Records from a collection
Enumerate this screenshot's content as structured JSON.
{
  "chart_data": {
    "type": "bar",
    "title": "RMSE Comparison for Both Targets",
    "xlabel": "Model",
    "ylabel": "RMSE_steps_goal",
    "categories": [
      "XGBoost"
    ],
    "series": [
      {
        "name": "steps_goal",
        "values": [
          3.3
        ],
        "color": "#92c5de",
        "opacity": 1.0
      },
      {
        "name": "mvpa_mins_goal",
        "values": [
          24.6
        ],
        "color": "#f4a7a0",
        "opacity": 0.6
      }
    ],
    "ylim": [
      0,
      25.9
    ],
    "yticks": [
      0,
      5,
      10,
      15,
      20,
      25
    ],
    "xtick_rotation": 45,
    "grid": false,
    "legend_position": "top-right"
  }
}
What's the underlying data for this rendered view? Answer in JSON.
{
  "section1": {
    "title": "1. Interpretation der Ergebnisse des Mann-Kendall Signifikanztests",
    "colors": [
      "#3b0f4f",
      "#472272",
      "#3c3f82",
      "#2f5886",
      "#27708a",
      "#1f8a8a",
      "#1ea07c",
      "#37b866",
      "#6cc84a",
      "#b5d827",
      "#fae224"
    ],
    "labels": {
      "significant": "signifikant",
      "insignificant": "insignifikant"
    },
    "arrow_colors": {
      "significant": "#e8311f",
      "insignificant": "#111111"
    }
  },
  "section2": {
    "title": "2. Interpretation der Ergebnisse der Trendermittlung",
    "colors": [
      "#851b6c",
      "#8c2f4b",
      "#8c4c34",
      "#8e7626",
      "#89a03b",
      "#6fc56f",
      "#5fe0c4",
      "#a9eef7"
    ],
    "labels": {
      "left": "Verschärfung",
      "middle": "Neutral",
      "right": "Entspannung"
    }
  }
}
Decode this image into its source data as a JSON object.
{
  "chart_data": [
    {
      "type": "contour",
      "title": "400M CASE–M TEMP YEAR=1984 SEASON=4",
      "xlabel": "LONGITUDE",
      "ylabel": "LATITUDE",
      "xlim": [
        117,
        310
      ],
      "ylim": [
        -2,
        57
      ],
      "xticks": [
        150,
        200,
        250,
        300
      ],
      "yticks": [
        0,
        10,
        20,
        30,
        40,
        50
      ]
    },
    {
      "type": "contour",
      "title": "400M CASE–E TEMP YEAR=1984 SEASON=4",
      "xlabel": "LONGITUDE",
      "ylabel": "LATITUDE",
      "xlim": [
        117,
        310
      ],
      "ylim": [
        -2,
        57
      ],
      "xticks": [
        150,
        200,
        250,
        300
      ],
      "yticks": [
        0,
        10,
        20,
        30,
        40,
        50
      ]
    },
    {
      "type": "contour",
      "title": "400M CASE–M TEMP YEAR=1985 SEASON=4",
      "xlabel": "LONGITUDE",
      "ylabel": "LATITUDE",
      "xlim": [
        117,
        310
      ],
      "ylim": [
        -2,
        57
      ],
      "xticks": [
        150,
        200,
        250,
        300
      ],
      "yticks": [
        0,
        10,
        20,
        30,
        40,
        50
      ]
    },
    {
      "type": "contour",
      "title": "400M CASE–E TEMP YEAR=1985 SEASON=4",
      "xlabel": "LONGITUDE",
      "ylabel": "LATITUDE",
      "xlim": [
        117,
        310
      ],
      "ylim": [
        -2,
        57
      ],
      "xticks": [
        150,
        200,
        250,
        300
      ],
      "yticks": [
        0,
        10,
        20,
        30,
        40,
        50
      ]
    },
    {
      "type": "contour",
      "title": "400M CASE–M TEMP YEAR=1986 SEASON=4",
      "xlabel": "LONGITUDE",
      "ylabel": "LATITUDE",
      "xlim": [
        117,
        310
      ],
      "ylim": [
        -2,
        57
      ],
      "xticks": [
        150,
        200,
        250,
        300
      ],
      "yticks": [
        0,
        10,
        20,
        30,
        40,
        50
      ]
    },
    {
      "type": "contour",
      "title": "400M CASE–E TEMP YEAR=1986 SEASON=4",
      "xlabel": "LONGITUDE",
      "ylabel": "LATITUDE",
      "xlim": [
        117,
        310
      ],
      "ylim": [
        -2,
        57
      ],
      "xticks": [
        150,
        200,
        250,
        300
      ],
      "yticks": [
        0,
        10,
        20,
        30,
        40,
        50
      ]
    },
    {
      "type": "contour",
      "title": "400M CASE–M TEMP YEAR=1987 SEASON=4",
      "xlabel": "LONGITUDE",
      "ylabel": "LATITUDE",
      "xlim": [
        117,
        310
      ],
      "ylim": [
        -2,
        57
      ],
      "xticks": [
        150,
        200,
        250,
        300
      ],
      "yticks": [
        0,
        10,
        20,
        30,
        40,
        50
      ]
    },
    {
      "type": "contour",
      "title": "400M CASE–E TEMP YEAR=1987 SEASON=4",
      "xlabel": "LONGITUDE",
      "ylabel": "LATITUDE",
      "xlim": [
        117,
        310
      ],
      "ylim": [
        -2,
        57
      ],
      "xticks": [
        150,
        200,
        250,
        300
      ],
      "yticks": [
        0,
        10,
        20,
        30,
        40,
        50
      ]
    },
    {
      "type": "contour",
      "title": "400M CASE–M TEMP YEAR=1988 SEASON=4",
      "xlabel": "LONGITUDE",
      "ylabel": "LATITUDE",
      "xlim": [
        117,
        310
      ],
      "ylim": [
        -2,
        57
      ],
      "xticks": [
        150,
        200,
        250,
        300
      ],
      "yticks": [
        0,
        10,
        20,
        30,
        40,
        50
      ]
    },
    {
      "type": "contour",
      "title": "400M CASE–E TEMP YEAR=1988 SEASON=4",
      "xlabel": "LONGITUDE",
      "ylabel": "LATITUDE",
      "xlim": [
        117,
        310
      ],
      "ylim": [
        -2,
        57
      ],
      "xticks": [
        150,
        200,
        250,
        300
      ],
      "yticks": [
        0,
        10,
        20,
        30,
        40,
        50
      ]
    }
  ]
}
--
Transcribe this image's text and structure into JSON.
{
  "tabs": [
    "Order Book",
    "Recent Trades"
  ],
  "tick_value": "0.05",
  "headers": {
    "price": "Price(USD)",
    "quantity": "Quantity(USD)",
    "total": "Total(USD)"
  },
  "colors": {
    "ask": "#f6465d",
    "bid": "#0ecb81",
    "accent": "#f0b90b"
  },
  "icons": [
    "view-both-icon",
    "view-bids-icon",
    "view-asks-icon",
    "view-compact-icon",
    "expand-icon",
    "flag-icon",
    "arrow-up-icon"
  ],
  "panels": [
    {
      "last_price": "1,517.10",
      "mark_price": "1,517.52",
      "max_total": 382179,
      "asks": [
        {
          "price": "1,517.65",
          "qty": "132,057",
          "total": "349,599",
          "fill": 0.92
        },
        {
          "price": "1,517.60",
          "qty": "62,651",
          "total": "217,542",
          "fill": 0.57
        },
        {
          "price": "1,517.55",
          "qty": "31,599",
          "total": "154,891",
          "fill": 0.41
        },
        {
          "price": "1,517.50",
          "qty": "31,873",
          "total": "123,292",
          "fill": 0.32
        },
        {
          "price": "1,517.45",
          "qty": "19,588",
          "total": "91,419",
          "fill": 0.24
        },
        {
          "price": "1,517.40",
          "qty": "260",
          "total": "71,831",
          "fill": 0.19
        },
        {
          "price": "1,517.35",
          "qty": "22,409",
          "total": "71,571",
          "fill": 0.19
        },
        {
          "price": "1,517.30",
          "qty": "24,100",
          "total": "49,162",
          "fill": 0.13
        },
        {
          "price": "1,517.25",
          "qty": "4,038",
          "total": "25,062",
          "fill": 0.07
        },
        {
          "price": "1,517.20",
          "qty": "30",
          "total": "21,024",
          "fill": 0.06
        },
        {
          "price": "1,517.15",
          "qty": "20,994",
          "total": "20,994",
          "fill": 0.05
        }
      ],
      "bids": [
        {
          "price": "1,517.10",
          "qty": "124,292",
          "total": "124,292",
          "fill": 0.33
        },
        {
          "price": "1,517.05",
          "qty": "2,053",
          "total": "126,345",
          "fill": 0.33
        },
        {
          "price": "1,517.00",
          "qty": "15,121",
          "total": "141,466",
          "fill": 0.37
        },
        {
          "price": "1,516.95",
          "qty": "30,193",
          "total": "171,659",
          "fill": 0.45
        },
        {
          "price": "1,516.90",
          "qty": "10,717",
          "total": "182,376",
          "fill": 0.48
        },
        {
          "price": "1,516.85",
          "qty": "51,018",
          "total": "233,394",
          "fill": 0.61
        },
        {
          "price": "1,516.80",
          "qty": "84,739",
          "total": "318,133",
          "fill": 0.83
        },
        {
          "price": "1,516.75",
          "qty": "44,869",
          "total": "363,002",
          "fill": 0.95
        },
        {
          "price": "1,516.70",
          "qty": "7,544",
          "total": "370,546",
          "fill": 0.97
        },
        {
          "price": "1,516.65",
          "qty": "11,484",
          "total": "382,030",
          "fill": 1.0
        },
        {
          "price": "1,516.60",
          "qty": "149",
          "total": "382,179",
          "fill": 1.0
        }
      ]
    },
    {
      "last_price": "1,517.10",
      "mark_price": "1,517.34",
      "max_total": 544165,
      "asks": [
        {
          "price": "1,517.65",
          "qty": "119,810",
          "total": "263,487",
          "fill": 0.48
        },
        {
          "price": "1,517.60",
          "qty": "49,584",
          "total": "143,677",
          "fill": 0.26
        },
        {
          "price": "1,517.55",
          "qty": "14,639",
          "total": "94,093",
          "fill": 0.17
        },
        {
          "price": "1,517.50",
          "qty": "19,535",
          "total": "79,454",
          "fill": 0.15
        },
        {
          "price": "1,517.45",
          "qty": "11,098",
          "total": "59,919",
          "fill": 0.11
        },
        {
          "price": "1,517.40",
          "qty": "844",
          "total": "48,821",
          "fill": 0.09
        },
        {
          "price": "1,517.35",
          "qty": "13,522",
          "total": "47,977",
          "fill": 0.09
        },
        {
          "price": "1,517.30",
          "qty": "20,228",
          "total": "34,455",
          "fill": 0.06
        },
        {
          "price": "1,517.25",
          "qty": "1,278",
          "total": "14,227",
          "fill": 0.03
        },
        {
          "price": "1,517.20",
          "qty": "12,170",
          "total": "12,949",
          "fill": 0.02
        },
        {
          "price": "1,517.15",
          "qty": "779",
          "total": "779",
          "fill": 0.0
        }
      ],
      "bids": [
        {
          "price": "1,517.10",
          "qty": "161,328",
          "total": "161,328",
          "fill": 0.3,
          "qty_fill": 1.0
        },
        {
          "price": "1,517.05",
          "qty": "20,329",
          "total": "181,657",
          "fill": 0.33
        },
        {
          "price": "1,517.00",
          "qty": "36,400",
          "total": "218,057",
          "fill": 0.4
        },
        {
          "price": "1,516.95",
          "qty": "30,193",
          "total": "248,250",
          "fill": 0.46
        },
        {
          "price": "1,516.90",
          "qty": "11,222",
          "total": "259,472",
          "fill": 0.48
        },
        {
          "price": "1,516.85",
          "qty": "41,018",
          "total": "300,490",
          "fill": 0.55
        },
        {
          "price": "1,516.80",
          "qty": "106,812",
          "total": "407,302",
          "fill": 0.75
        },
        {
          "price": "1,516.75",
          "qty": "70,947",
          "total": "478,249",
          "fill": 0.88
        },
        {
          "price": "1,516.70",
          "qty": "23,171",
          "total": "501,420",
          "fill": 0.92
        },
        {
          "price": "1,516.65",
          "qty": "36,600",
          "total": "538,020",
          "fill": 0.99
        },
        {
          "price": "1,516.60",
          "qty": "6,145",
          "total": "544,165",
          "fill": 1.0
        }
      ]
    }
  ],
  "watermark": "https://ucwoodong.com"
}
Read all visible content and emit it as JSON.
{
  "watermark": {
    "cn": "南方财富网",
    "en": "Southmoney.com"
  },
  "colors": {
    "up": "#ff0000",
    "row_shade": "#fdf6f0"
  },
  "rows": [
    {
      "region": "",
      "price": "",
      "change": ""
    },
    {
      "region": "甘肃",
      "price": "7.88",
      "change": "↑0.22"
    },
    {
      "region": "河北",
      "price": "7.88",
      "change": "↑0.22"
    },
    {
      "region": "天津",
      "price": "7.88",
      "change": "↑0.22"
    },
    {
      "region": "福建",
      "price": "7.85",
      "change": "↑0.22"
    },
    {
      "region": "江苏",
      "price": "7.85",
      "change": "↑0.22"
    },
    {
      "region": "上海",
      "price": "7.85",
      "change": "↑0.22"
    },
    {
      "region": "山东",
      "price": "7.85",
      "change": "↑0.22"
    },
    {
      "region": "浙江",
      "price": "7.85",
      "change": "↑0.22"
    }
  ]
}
==
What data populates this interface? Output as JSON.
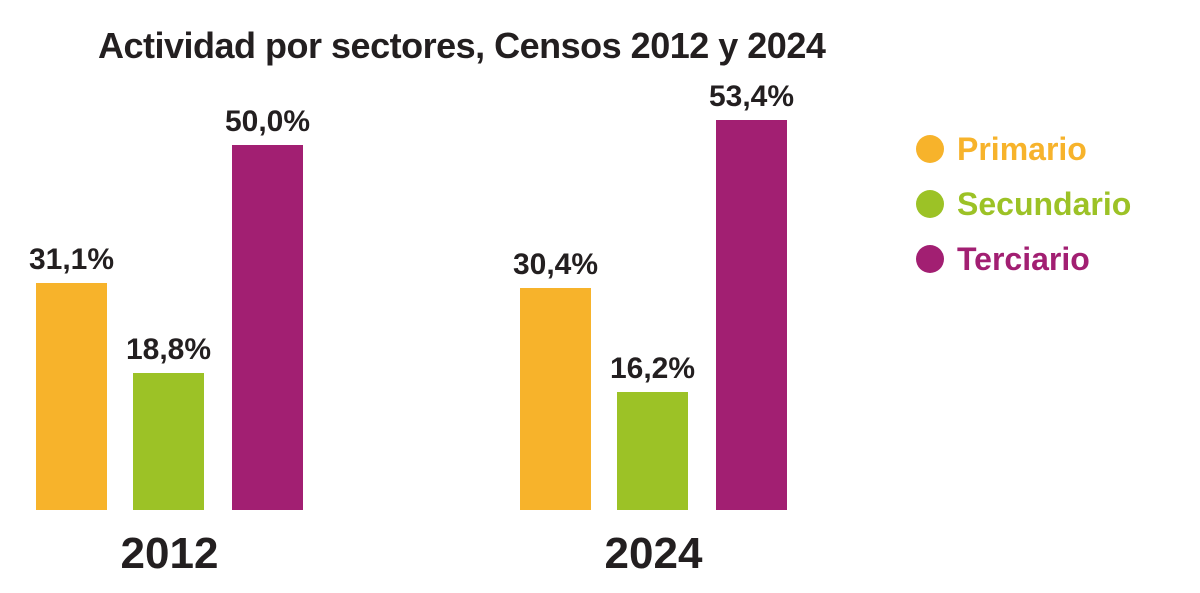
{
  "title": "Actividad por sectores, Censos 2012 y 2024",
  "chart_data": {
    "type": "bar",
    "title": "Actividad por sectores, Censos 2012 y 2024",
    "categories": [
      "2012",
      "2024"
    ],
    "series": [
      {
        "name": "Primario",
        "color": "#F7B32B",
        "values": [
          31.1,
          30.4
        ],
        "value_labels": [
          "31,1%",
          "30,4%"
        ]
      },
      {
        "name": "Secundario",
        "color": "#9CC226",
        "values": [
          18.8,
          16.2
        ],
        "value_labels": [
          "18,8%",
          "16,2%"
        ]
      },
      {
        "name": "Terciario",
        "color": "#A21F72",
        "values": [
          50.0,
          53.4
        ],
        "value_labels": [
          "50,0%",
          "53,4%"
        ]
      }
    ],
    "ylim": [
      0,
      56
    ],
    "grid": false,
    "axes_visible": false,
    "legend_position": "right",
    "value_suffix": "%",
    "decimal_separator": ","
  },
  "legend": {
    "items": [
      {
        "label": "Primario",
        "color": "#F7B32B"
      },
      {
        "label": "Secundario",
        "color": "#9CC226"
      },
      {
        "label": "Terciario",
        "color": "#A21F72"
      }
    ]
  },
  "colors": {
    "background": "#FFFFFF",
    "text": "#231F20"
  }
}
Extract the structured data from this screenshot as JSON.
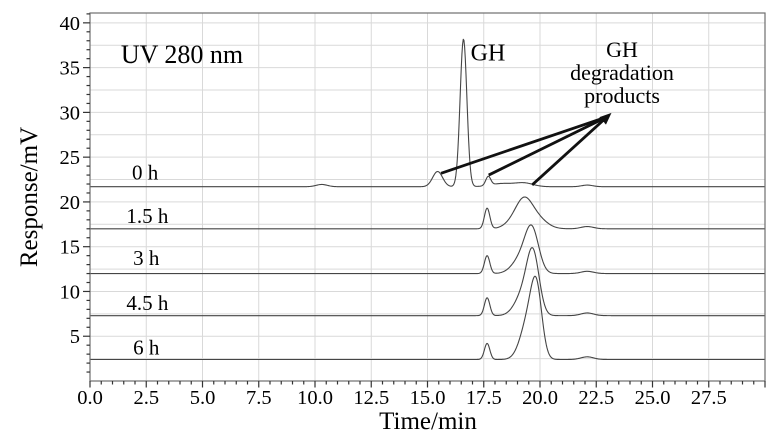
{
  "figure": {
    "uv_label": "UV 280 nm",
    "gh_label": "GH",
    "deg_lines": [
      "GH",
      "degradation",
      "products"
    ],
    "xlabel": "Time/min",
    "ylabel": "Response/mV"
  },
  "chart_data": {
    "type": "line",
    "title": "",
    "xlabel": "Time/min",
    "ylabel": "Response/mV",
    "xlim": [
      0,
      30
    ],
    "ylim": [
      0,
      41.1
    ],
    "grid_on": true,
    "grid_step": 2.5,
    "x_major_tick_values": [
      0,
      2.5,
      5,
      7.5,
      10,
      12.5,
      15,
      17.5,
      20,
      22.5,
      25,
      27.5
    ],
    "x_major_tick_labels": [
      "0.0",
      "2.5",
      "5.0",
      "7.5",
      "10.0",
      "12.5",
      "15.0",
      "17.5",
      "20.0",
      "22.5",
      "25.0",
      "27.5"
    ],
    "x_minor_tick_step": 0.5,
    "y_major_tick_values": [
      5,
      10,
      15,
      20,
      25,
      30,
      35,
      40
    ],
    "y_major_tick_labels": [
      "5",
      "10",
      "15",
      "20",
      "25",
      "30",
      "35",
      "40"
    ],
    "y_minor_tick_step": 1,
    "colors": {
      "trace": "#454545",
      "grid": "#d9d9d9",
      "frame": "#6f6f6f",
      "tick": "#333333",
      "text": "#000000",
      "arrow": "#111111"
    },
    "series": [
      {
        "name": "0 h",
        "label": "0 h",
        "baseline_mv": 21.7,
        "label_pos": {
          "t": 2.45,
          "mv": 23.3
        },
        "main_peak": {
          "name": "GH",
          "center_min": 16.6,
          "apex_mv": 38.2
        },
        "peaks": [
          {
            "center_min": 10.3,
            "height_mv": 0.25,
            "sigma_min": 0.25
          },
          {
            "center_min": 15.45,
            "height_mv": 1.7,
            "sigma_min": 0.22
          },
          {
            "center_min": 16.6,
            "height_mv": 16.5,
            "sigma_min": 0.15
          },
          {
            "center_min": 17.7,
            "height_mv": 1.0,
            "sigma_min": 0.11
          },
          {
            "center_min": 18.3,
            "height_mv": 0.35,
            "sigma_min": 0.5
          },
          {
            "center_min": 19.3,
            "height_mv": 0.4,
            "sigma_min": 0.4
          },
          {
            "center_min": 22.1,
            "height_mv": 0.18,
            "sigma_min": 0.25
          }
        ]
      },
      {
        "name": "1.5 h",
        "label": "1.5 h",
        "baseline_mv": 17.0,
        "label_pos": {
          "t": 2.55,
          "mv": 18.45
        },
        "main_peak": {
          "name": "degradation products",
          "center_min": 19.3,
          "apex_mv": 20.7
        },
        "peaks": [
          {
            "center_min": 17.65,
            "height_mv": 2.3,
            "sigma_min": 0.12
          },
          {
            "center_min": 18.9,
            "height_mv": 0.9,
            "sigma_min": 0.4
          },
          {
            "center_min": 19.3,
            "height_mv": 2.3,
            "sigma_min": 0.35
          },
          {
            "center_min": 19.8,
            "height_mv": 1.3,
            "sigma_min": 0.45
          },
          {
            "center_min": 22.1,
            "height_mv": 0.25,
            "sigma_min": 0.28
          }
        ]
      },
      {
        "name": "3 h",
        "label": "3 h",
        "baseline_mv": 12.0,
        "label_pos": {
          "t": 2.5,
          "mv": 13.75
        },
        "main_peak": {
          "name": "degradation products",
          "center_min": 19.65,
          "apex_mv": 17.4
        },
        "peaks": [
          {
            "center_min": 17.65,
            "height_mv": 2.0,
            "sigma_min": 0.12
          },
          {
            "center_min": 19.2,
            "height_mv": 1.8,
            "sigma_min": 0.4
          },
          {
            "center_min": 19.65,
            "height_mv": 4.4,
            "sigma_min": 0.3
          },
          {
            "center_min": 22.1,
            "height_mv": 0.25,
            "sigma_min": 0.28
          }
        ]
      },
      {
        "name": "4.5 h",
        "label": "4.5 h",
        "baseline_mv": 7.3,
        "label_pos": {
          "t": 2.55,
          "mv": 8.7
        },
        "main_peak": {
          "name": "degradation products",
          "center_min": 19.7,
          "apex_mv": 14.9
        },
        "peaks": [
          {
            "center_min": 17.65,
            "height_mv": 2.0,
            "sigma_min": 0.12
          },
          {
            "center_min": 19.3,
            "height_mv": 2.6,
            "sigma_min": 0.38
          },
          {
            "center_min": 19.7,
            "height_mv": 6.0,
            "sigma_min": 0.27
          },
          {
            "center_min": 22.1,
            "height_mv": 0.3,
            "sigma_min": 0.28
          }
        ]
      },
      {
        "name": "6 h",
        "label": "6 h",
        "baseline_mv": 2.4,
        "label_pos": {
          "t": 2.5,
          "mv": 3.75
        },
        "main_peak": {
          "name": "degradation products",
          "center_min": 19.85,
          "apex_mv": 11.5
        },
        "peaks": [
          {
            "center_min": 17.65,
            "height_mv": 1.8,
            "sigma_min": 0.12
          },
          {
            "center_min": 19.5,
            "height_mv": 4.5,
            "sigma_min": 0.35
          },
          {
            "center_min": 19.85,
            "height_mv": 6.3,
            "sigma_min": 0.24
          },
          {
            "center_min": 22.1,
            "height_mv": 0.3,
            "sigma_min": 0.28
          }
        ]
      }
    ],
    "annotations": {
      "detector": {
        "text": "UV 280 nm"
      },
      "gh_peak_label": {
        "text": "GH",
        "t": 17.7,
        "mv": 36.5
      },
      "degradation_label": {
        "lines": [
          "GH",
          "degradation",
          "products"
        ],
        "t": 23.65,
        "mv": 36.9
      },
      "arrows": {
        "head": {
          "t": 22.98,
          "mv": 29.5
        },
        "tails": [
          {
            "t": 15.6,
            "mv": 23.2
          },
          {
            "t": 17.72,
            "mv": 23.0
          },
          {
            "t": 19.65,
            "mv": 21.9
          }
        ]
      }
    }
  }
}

### GIVEN PROBLEM
From the entries above, copy every line containing the word "right".

### WORKED SOLUTION
    "legend_position": "top-right"
      "right": "Entspannung"
    "legend_position": "right",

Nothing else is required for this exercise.